## Instructions for the task
In the listing below, identify each line with the word "Facet" and return those lines.

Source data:
begin

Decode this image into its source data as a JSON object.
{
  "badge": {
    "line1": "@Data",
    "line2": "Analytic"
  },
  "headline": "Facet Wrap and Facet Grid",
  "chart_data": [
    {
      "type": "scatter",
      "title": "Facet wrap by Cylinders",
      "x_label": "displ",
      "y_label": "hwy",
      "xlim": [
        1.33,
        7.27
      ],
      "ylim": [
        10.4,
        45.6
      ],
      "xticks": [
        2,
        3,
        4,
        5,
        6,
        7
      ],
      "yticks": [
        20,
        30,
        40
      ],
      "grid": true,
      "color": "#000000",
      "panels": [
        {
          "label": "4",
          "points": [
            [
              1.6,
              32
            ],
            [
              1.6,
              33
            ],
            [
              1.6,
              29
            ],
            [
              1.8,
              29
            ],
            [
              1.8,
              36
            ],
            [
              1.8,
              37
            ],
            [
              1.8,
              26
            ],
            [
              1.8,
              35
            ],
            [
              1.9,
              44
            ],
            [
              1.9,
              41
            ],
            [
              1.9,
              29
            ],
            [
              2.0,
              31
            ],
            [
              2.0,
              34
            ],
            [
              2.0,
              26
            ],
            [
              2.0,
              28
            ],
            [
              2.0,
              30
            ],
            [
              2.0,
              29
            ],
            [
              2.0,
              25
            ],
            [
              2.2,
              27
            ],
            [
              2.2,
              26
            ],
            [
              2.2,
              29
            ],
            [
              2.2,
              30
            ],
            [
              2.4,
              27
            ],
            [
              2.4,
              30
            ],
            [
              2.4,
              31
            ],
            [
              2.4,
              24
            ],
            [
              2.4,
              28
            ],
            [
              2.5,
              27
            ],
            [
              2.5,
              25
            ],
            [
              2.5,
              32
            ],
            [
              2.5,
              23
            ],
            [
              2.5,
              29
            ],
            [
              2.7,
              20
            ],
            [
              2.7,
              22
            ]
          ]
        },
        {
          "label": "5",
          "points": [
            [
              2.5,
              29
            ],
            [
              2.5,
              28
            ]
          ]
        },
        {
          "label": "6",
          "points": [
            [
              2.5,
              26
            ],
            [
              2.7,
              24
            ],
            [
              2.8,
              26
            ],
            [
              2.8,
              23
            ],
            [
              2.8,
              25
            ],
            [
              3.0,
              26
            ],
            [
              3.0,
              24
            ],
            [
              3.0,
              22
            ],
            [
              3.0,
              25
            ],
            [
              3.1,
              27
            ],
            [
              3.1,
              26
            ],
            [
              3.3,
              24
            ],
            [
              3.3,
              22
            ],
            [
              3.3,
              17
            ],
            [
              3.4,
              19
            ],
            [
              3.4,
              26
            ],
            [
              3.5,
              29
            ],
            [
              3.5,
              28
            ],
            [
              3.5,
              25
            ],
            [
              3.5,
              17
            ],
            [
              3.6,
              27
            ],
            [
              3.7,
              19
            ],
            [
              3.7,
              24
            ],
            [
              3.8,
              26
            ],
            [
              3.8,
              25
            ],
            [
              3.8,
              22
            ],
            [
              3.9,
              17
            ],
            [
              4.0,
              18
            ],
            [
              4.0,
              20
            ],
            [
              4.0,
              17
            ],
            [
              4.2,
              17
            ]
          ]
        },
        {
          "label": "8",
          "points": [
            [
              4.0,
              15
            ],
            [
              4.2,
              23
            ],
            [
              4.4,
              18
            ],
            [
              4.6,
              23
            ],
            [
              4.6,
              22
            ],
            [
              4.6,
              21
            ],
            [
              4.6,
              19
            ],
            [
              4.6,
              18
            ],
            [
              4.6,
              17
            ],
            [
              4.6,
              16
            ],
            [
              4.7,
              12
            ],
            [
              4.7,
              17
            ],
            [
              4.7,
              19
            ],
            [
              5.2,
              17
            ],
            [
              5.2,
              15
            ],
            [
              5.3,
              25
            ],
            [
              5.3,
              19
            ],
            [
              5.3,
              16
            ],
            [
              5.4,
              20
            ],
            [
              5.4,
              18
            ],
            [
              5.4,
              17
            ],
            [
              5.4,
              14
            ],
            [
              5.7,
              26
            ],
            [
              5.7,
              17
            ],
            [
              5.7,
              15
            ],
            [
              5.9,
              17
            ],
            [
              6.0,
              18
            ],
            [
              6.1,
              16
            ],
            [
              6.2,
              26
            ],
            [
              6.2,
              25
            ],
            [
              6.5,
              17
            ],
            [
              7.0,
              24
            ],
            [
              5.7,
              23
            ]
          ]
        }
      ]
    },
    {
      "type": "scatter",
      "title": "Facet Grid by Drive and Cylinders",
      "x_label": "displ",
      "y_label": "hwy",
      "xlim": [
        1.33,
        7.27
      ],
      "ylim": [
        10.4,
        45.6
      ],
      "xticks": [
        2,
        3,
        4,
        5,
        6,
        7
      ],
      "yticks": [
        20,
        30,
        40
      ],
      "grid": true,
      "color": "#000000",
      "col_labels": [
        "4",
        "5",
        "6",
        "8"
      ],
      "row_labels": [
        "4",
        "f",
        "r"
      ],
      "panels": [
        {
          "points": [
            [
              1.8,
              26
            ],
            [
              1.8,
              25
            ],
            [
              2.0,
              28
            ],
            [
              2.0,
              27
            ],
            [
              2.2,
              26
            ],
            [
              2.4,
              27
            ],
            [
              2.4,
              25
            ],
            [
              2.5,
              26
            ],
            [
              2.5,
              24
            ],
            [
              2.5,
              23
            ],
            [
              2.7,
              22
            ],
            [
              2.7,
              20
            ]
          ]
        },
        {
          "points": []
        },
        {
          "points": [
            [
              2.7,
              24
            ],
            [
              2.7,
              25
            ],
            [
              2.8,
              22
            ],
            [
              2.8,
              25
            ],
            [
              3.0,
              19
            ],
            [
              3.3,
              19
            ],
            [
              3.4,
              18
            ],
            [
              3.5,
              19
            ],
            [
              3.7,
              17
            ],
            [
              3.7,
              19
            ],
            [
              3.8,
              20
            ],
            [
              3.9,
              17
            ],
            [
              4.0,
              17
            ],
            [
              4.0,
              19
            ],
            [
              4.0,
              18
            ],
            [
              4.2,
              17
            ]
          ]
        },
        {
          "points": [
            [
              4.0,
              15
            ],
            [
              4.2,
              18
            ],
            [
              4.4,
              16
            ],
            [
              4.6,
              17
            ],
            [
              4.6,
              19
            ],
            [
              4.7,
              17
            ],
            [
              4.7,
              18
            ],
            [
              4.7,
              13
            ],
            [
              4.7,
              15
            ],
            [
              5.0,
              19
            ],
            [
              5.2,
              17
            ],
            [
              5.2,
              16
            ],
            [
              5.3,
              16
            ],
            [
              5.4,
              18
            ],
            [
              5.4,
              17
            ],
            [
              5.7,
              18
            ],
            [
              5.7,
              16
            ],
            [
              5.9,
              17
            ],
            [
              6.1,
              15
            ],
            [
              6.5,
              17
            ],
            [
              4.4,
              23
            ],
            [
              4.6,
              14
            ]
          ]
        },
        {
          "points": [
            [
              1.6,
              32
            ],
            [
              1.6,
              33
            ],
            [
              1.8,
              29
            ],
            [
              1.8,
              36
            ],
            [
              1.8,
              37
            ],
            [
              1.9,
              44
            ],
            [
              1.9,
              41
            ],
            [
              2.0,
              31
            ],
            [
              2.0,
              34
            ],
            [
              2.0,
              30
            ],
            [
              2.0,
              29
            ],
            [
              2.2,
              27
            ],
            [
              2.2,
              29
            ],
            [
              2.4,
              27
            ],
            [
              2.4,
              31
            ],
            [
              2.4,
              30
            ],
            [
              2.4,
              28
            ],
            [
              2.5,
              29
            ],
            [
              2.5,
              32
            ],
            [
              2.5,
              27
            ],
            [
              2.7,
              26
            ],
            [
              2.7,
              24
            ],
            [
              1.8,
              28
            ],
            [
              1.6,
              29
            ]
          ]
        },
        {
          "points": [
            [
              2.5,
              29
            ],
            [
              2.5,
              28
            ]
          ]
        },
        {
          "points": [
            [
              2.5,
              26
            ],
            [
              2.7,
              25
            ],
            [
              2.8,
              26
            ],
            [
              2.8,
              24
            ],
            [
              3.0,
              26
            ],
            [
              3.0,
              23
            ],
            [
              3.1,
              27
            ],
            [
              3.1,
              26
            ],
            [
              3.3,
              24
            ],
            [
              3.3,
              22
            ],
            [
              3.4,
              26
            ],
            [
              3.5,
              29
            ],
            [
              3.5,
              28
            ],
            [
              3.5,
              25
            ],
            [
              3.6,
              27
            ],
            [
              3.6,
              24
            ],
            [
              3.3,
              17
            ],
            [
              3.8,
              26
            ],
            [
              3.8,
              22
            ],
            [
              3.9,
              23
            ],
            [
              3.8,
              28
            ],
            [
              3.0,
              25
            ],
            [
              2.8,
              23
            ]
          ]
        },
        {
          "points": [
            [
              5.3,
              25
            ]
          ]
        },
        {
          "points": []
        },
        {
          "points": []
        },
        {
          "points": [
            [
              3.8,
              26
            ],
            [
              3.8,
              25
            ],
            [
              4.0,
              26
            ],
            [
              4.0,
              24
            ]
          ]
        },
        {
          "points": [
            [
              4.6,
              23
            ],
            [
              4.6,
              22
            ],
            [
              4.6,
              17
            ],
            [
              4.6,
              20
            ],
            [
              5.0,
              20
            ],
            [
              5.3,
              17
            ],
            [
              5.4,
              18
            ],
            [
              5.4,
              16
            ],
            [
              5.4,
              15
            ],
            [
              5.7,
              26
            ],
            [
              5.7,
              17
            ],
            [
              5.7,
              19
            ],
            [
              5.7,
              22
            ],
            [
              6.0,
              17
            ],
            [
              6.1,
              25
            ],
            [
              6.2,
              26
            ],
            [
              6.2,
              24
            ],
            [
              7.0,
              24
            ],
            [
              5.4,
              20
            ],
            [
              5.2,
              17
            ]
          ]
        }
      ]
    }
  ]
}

end

## Response for this exercise
  "headline": "Facet Wrap and Facet Grid",
      "title": "Facet wrap by Cylinders",
      "title": "Facet Grid by Drive and Cylinders",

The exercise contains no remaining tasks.